● **Written problem**
Report the count of lines containing the word "Browsereinstellungen" in the entries below, and nothing more.

[Stored data]
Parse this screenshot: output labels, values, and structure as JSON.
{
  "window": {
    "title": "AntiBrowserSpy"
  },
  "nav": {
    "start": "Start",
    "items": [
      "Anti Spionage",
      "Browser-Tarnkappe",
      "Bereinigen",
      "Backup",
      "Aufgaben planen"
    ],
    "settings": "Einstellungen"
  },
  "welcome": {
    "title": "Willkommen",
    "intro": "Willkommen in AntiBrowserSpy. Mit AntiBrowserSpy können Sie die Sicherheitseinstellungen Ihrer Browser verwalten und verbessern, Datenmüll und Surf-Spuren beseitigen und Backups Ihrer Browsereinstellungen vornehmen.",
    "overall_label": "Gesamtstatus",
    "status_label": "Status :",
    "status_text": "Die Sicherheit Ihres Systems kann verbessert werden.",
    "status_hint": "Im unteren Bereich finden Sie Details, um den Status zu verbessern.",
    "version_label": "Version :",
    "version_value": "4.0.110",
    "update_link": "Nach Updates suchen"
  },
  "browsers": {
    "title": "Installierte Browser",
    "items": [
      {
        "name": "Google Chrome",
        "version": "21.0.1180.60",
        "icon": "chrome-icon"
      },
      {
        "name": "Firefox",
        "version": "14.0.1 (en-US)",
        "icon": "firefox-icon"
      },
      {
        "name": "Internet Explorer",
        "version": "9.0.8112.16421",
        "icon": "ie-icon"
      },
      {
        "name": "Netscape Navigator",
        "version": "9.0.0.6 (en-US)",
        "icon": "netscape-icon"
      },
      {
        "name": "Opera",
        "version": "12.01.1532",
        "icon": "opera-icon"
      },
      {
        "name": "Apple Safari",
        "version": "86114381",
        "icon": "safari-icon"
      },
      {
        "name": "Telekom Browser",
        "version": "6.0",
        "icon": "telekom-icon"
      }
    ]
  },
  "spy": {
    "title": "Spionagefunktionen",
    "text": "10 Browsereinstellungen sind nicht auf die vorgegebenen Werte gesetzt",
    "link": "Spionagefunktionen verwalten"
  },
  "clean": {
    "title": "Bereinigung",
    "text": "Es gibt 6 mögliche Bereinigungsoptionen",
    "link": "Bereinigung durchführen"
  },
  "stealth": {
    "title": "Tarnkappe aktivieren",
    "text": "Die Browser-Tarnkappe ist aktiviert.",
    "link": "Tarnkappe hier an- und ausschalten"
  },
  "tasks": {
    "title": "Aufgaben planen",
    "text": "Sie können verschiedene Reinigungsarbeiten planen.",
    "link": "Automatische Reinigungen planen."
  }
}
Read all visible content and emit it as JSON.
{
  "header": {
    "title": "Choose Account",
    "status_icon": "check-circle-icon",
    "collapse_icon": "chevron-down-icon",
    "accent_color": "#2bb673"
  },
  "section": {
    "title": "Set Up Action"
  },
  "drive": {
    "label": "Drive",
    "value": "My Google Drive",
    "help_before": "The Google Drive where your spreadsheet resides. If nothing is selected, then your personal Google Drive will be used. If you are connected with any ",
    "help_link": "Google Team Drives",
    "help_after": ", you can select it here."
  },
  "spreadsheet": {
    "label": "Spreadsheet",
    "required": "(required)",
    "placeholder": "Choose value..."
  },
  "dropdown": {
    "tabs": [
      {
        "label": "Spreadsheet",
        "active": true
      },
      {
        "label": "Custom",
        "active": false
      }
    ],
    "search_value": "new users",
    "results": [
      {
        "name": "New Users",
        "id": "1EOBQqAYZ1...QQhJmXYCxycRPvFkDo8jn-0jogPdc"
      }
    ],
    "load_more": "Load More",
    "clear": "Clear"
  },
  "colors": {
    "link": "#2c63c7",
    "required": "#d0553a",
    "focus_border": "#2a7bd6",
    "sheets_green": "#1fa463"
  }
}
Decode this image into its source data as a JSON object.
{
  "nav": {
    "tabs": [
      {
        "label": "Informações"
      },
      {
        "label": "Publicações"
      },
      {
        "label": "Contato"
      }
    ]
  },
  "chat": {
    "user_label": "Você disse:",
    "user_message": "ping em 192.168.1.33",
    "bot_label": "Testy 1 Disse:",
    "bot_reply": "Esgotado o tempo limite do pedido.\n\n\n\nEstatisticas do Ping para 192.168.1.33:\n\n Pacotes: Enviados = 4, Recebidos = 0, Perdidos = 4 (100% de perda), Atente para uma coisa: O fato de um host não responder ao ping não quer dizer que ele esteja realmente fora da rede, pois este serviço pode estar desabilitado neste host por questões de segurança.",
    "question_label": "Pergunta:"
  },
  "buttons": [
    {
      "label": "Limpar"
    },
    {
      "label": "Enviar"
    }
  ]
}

● **Exercise solution**
2